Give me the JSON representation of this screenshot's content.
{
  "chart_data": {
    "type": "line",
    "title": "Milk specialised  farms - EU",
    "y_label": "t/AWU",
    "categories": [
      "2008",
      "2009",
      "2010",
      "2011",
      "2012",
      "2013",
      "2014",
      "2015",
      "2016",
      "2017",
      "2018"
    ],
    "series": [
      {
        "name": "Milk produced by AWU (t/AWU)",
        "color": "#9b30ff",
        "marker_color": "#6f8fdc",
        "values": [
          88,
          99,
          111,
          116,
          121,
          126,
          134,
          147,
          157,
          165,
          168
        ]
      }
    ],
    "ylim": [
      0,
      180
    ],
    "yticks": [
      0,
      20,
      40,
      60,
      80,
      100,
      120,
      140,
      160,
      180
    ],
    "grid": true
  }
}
------------------------------------------------------------------------
#### [Stated exercise]
Each line of the material must be restated exactly.

#### [Solution to this problem]
Give me the JSON representation of this screenshot's content.
{
  "chart_data": {
    "type": "line",
    "title": "Milk specialised  farms - EU",
    "y_label": "t/AWU",
    "categories": [
      "2008",
      "2009",
      "2010",
      "2011",
      "2012",
      "2013",
      "2014",
      "2015",
      "2016",
      "2017",
      "2018"
    ],
    "series": [
      {
        "name": "Milk produced by AWU (t/AWU)",
        "color": "#9b30ff",
        "marker_color": "#6f8fdc",
        "values": [
          88,
          99,
          111,
          116,
          121,
          126,
          134,
          147,
          157,
          165,
          168
        ]
      }
    ],
    "ylim": [
      0,
      180
    ],
    "yticks": [
      0,
      20,
      40,
      60,
      80,
      100,
      120,
      140,
      160,
      180
    ],
    "grid": true
  }
}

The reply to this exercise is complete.